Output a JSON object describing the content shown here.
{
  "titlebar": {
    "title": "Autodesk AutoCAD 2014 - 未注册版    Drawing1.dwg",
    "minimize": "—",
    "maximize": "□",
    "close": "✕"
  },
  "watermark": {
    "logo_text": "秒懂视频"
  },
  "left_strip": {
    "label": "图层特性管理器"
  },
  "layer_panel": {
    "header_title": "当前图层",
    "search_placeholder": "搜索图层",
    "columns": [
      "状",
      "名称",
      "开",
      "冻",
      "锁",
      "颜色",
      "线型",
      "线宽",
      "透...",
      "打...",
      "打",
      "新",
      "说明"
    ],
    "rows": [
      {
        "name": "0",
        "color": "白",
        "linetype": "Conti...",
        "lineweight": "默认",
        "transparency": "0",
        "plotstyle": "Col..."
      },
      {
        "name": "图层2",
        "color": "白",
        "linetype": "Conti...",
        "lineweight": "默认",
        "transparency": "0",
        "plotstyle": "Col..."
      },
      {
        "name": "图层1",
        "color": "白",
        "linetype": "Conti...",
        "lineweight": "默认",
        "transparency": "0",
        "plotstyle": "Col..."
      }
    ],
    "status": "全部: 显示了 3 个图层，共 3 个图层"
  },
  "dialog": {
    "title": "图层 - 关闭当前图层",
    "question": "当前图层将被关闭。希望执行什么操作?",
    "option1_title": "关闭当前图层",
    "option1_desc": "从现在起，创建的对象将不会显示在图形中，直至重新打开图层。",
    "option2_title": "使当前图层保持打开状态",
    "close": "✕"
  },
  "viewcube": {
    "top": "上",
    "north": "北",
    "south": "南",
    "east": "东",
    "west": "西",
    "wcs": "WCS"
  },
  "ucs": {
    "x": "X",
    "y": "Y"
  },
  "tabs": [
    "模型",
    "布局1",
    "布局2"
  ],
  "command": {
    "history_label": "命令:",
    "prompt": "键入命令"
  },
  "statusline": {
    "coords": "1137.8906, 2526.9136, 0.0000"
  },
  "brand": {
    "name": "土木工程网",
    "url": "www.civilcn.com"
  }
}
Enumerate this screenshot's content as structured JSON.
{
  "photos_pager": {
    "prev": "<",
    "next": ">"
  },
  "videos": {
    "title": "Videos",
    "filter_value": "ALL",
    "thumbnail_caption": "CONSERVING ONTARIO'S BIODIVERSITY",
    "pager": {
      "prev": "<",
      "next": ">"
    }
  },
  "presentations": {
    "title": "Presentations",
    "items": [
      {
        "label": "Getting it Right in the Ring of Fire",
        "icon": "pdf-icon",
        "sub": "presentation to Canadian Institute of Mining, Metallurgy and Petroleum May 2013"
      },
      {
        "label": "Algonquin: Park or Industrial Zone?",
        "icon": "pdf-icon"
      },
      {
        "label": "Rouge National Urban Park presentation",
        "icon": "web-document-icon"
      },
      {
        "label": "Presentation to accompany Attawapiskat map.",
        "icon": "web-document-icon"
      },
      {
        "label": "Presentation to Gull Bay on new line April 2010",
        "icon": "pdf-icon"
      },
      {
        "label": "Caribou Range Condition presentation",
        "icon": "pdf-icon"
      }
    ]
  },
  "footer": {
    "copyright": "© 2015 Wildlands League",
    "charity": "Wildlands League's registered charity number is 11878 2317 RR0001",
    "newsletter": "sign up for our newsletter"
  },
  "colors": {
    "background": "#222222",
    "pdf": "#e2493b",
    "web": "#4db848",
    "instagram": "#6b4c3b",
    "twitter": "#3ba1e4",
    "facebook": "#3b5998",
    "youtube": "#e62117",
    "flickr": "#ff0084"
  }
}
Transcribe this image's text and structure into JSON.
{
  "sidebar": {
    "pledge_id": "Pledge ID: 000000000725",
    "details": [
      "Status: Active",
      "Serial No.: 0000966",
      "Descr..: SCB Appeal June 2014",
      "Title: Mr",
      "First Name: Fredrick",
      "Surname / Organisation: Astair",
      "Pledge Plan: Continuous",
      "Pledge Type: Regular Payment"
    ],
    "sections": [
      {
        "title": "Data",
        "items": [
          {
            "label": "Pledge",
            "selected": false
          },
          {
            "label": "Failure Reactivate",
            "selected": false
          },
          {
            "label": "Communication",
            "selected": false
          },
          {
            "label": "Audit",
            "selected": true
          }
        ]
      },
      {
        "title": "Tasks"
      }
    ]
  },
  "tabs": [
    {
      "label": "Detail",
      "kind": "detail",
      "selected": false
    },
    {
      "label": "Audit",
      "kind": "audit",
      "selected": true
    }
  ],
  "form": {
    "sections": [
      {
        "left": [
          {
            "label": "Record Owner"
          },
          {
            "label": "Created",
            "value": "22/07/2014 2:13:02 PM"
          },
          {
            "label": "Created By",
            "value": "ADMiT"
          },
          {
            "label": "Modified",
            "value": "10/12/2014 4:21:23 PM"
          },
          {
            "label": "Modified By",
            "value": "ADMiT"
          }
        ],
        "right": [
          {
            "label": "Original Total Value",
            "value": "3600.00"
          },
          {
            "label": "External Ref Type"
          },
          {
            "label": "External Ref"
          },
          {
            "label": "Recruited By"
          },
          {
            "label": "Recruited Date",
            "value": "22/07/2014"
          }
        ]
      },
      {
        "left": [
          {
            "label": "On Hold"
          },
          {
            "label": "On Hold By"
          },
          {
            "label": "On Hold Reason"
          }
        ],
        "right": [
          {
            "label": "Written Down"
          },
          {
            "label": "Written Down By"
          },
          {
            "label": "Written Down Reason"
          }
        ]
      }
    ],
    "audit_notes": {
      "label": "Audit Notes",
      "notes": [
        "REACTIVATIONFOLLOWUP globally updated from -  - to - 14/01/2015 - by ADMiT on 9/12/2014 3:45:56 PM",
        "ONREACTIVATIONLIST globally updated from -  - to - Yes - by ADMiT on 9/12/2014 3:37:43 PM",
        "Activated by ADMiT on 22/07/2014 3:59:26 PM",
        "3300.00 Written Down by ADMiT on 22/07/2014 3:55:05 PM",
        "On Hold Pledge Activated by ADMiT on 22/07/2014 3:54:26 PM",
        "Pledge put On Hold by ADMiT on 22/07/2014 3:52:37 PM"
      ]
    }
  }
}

—————

▸ What the exercise asks
Retype the data exactly as given.

▸ Response to this task
Output a JSON object describing the content shown here.
{
  "titlebar": {
    "title": "Autodesk AutoCAD 2014 - 未注册版    Drawing1.dwg",
    "minimize": "—",
    "maximize": "□",
    "close": "✕"
  },
  "watermark": {
    "logo_text": "秒懂视频"
  },
  "left_strip": {
    "label": "图层特性管理器"
  },
  "layer_panel": {
    "header_title": "当前图层",
    "search_placeholder": "搜索图层",
    "columns": [
      "状",
      "名称",
      "开",
      "冻",
      "锁",
      "颜色",
      "线型",
      "线宽",
      "透...",
      "打...",
      "打",
      "新",
      "说明"
    ],
    "rows": [
      {
        "name": "0",
        "color": "白",
        "linetype": "Conti...",
        "lineweight": "默认",
        "transparency": "0",
        "plotstyle": "Col..."
      },
      {
        "name": "图层2",
        "color": "白",
        "linetype": "Conti...",
        "lineweight": "默认",
        "transparency": "0",
        "plotstyle": "Col..."
      },
      {
        "name": "图层1",
        "color": "白",
        "linetype": "Conti...",
        "lineweight": "默认",
        "transparency": "0",
        "plotstyle": "Col..."
      }
    ],
    "status": "全部: 显示了 3 个图层，共 3 个图层"
  },
  "dialog": {
    "title": "图层 - 关闭当前图层",
    "question": "当前图层将被关闭。希望执行什么操作?",
    "option1_title": "关闭当前图层",
    "option1_desc": "从现在起，创建的对象将不会显示在图形中，直至重新打开图层。",
    "option2_title": "使当前图层保持打开状态",
    "close": "✕"
  },
  "viewcube": {
    "top": "上",
    "north": "北",
    "south": "南",
    "east": "东",
    "west": "西",
    "wcs": "WCS"
  },
  "ucs": {
    "x": "X",
    "y": "Y"
  },
  "tabs": [
    "模型",
    "布局1",
    "布局2"
  ],
  "command": {
    "history_label": "命令:",
    "prompt": "键入命令"
  },
  "statusline": {
    "coords": "1137.8906, 2526.9136, 0.0000"
  },
  "brand": {
    "name": "土木工程网",
    "url": "www.civilcn.com"
  }
}
Enumerate this screenshot's content as structured JSON.
{
  "photos_pager": {
    "prev": "<",
    "next": ">"
  },
  "videos": {
    "title": "Videos",
    "filter_value": "ALL",
    "thumbnail_caption": "CONSERVING ONTARIO'S BIODIVERSITY",
    "pager": {
      "prev": "<",
      "next": ">"
    }
  },
  "presentations": {
    "title": "Presentations",
    "items": [
      {
        "label": "Getting it Right in the Ring of Fire",
        "icon": "pdf-icon",
        "sub": "presentation to Canadian Institute of Mining, Metallurgy and Petroleum May 2013"
      },
      {
        "label": "Algonquin: Park or Industrial Zone?",
        "icon": "pdf-icon"
      },
      {
        "label": "Rouge National Urban Park presentation",
        "icon": "web-document-icon"
      },
      {
        "label": "Presentation to accompany Attawapiskat map.",
        "icon": "web-document-icon"
      },
      {
        "label": "Presentation to Gull Bay on new line April 2010",
        "icon": "pdf-icon"
      },
      {
        "label": "Caribou Range Condition presentation",
        "icon": "pdf-icon"
      }
    ]
  },
  "footer": {
    "copyright": "© 2015 Wildlands League",
    "charity": "Wildlands League's registered charity number is 11878 2317 RR0001",
    "newsletter": "sign up for our newsletter"
  },
  "colors": {
    "background": "#222222",
    "pdf": "#e2493b",
    "web": "#4db848",
    "instagram": "#6b4c3b",
    "twitter": "#3ba1e4",
    "facebook": "#3b5998",
    "youtube": "#e62117",
    "flickr": "#ff0084"
  }
}
Transcribe this image's text and structure into JSON.
{
  "sidebar": {
    "pledge_id": "Pledge ID: 000000000725",
    "details": [
      "Status: Active",
      "Serial No.: 0000966",
      "Descr..: SCB Appeal June 2014",
      "Title: Mr",
      "First Name: Fredrick",
      "Surname / Organisation: Astair",
      "Pledge Plan: Continuous",
      "Pledge Type: Regular Payment"
    ],
    "sections": [
      {
        "title": "Data",
        "items": [
          {
            "label": "Pledge",
            "selected": false
          },
          {
            "label": "Failure Reactivate",
            "selected": false
          },
          {
            "label": "Communication",
            "selected": false
          },
          {
            "label": "Audit",
            "selected": true
          }
        ]
      },
      {
        "title": "Tasks"
      }
    ]
  },
  "tabs": [
    {
      "label": "Detail",
      "kind": "detail",
      "selected": false
    },
    {
      "label": "Audit",
      "kind": "audit",
      "selected": true
    }
  ],
  "form": {
    "sections": [
      {
        "left": [
          {
            "label": "Record Owner"
          },
          {
            "label": "Created",
            "value": "22/07/2014 2:13:02 PM"
          },
          {
            "label": "Created By",
            "value": "ADMiT"
          },
          {
            "label": "Modified",
            "value": "10/12/2014 4:21:23 PM"
          },
          {
            "label": "Modified By",
            "value": "ADMiT"
          }
        ],
        "right": [
          {
            "label": "Original Total Value",
            "value": "3600.00"
          },
          {
            "label": "External Ref Type"
          },
          {
            "label": "External Ref"
          },
          {
            "label": "Recruited By"
          },
          {
            "label": "Recruited Date",
            "value": "22/07/2014"
          }
        ]
      },
      {
        "left": [
          {
            "label": "On Hold"
          },
          {
            "label": "On Hold By"
          },
          {
            "label": "On Hold Reason"
          }
        ],
        "right": [
          {
            "label": "Written Down"
          },
          {
            "label": "Written Down By"
          },
          {
            "label": "Written Down Reason"
          }
        ]
      }
    ],
    "audit_notes": {
      "label": "Audit Notes",
      "notes": [
        "REACTIVATIONFOLLOWUP globally updated from -  - to - 14/01/2015 - by ADMiT on 9/12/2014 3:45:56 PM",
        "ONREACTIVATIONLIST globally updated from -  - to - Yes - by ADMiT on 9/12/2014 3:37:43 PM",
        "Activated by ADMiT on 22/07/2014 3:59:26 PM",
        "3300.00 Written Down by ADMiT on 22/07/2014 3:55:05 PM",
        "On Hold Pledge Activated by ADMiT on 22/07/2014 3:54:26 PM",
        "Pledge put On Hold by ADMiT on 22/07/2014 3:52:37 PM"
      ]
    }
  }
}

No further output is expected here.